--- Selection ---

In today's gospel [Mk 10: 17-31]  a young man asks Jesus how to inherit eternal life.  That term in Latin is percipeo which can have more than one meaning, but the original Greek, kliranameo, is unforgiving:  it means exactly what it means in English.  The young fellow knows he is a child of God and he wants to enjoy the abundant life that should be his own birthright.  Jesus replies by reciting the Commandments; he ad libs an extra one but the young man apparently doesn't catch it.  Rather, he replies that he has done every one of those commandments, all of which are relational.  Speaking in modern terms, we might say he treats other people right.  He is a good person, and he should be doing fine.  But he isn't.  He knows perfectly well that something is missing, something that is interfering with having a meaningful, contented, fulfilling life, with true peace of mind.

Jesus identifies what is standing between the young man and right relationship with God.  The problem is attachment to wealth.  Eternal life describes the bond between the believer and the enduring values of the Kingdom of God.  It describes relationship between humans and Christ, bringing us personal experience of the living, loving Spirit of God.  Passion for possessions has permanently blocked the total surrender to  God that God seeks, and the life commitment binding followers of the Lord.  Jesus tells the young man to sell what he has, give to the poor, and follow.  That command is unacceptable to the rich fellow and he goes away sad, and unsaved.  Jesus has previously taught against accumulation of wealth and warned that one cannot serve two masters.

--- Set problem A ---
In the reflection on the rich young man, what does Jesus identify as standing between the young man and right relationship with God?
--- Set problem B ---
Carry the reflection on the rich young man forward from its final sentence, writing the next part in the same voice.

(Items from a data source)
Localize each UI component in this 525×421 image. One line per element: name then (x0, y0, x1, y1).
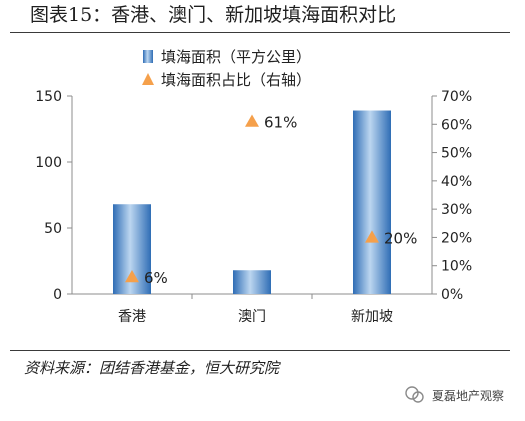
legend-bar-label: 填海面积（平方公里） (161, 48, 311, 66)
legend-bar-swatch (143, 50, 153, 63)
bar (233, 270, 271, 294)
marker-data-label: 61% (264, 113, 297, 131)
watermark: 夏磊地产观察 (404, 384, 504, 406)
x-tick-label: 新加坡 (351, 309, 393, 325)
left-tick-label: 150 (35, 89, 62, 105)
bar (353, 110, 391, 295)
marker-point (365, 230, 379, 243)
right-tick-label: 40% (441, 174, 472, 190)
x-tick-label: 香港 (118, 309, 146, 325)
legend-marker-swatch (142, 73, 154, 85)
left-tick-label: 0 (53, 287, 62, 303)
right-tick-label: 30% (441, 202, 472, 218)
wechat-icon (404, 384, 426, 406)
right-tick-label: 60% (441, 117, 472, 133)
right-tick-label: 70% (441, 89, 472, 105)
marker-point (245, 114, 259, 127)
right-tick-label: 0% (441, 287, 463, 303)
marker-data-label: 20% (384, 229, 417, 247)
chart-title: 图表15：香港、澳门、新加坡填海面积对比 (30, 4, 397, 26)
title-rule (10, 32, 510, 33)
marker-data-label: 6% (144, 269, 168, 287)
right-tick-label: 10% (441, 259, 472, 275)
left-tick-label: 50 (44, 221, 62, 237)
x-tick-label: 澳门 (238, 309, 266, 325)
marker-point (125, 270, 139, 283)
source-rule (10, 350, 510, 351)
right-tick-label: 20% (441, 230, 472, 246)
legend-marker-label: 填海面积占比（右轴） (161, 71, 311, 89)
left-tick-label: 100 (35, 155, 62, 171)
right-tick-label: 50% (441, 146, 472, 162)
watermark-text: 夏磊地产观察 (432, 388, 505, 403)
source-note: 资料来源：团结香港基金，恒大研究院 (24, 359, 280, 377)
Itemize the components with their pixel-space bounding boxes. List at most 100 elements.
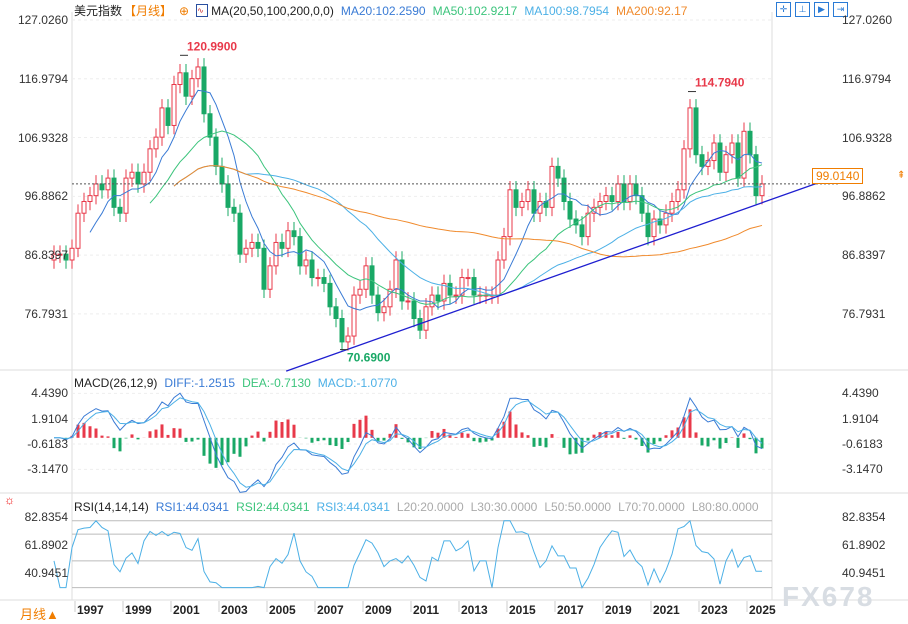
- price-tick-left: 116.9794: [18, 71, 68, 86]
- candle: [621, 183, 627, 203]
- ma20-line: [89, 89, 763, 311]
- candle: [501, 236, 507, 261]
- price-tick-right: 116.9794: [842, 71, 892, 86]
- candle: [549, 165, 555, 208]
- candle: [435, 294, 441, 302]
- candle: [303, 259, 309, 267]
- candle: [567, 201, 573, 220]
- candle: [687, 107, 693, 150]
- ma-params[interactable]: MA(20,50,100,200,0,0): [211, 3, 334, 18]
- candle: [255, 241, 261, 249]
- candle: [651, 218, 657, 238]
- candle: [321, 277, 327, 284]
- candle: [207, 113, 213, 138]
- candle: [165, 107, 171, 126]
- candle: [117, 206, 123, 214]
- candle: [153, 136, 159, 150]
- rsi3-value: RSI3:44.0341: [316, 500, 390, 514]
- macd-tick-left: -0.6183: [27, 437, 68, 451]
- candle: [603, 195, 609, 203]
- candle: [147, 148, 153, 173]
- symbol-name: 美元指数: [74, 4, 123, 18]
- macd-dea-line: [54, 397, 763, 488]
- candle: [111, 177, 117, 208]
- year-tick: 2021: [653, 603, 680, 617]
- candle: [189, 78, 195, 97]
- year-tick: 2001: [173, 603, 200, 617]
- candle: [609, 195, 615, 203]
- rsi-tick-right: 40.9451: [842, 566, 886, 580]
- candle: [459, 277, 465, 296]
- candle: [639, 195, 645, 214]
- candle: [507, 189, 513, 238]
- candle: [231, 206, 237, 214]
- year-tick: 2015: [509, 603, 536, 617]
- candle: [57, 253, 63, 256]
- candle: [693, 107, 699, 156]
- rsi-params[interactable]: RSI(14,14,14): [74, 500, 149, 514]
- play-icon[interactable]: ▶: [814, 2, 829, 17]
- ma20-value: MA20:102.2590: [340, 3, 426, 18]
- crosshair-icon[interactable]: ✛: [776, 2, 791, 17]
- macd-diff-line: [54, 392, 763, 493]
- candle: [297, 236, 303, 267]
- macd-dea: DEA:-0.7130: [242, 376, 311, 390]
- candle: [537, 201, 543, 214]
- price-tick-right: 76.7931: [842, 306, 886, 321]
- price-tick-left: 76.7931: [24, 306, 68, 321]
- candle: [657, 218, 663, 226]
- candle: [81, 201, 87, 214]
- candle: [717, 142, 723, 173]
- candle: [633, 183, 639, 197]
- extreme-label: 120.9900: [187, 39, 237, 53]
- candle: [441, 282, 447, 302]
- l50-value: L50:50.0000: [544, 500, 612, 514]
- ma50-line: [149, 130, 763, 305]
- rsi-tick-left: 82.8354: [24, 510, 68, 524]
- candle: [723, 154, 729, 173]
- candle: [285, 230, 291, 249]
- period-button[interactable]: 月线▲: [14, 604, 65, 624]
- settings-sun-icon[interactable]: ☼: [4, 493, 15, 507]
- candle: [273, 241, 279, 267]
- current-price-label: 99.0140: [812, 168, 864, 184]
- candle: [531, 189, 537, 214]
- extreme-label: 70.6900: [347, 351, 391, 365]
- candle: [465, 277, 471, 280]
- candle: [225, 183, 231, 208]
- year-tick: 2011: [413, 603, 440, 617]
- candle: [615, 183, 621, 203]
- indicator-icon[interactable]: ∿: [196, 4, 209, 17]
- macd-params[interactable]: MACD(26,12,9): [74, 376, 158, 390]
- candle: [681, 148, 687, 191]
- candle: [333, 306, 339, 320]
- candle: [339, 318, 345, 343]
- macd-diff: DIFF:-1.2515: [164, 376, 236, 390]
- ma100-line: [173, 165, 763, 296]
- l30-value: L30:30.0000: [470, 500, 538, 514]
- candle: [735, 142, 741, 179]
- macd-tick-left: -3.1470: [27, 462, 68, 477]
- main-header: 美元指数 【月线】 ⊕ ∿ MA(20,50,100,200,0,0) MA20…: [74, 2, 687, 19]
- candle: [177, 72, 183, 86]
- candle: [159, 107, 165, 138]
- year-tick: 2025: [749, 603, 776, 617]
- rsi-tick-left: 61.8902: [24, 538, 68, 552]
- period-label[interactable]: 【月线】: [124, 4, 173, 18]
- price-tick-right: 86.8397: [842, 248, 886, 263]
- price-tick-right: 106.9328: [842, 130, 893, 145]
- ma200-value: MA200:92.17: [616, 3, 688, 18]
- price-tick-left: 106.9328: [17, 130, 68, 145]
- exit-icon[interactable]: ⇥: [833, 2, 848, 17]
- rsi-tick-right: 82.8354: [842, 510, 886, 524]
- candle: [75, 212, 81, 249]
- zoom-range-icon[interactable]: ⊥: [795, 2, 810, 17]
- rsi-header: RSI(14,14,14) RSI1:44.0341 RSI2:44.0341 …: [74, 500, 759, 514]
- year-tick: 2017: [557, 603, 584, 617]
- candle: [675, 189, 681, 203]
- rsi-tick-left: 40.9451: [24, 566, 68, 580]
- year-tick: 2003: [221, 603, 248, 617]
- add-icon[interactable]: ⊕: [179, 3, 190, 18]
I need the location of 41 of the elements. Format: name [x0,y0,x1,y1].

--- Written response A ---
Attachment to wealth.

--- Written response B ---
Our own Archbishop Desmond Tutu on one occasion was asked why the African Christians were fervent in a way that western Christians aren't.  Easy, said Tutu, the poor don't have anything in between themselves are God, westerners are rich.  That is an important word to us as to how we steward what we have received, to ensure that nothing outranks God in our hierarchy of values.

Later, back at the ranch,  Jesus says that it is easier for a rope to go through the eye of needle than for wealthy people to enter the Kingdom of God. (Recent linguistic scholarship favours the translation, 'rope' rather than the traditional 'camel.')  The disciples, who as good Jews have been bought up on prosperity gospel, are blown away, wondering if all rich folks are doomed, but Jesus assures them that anything is possible for God.

We too can be good people, live pious lives, and treat others well, and still miss the boat.  Jesus beckons us to make a course correction into eternal life.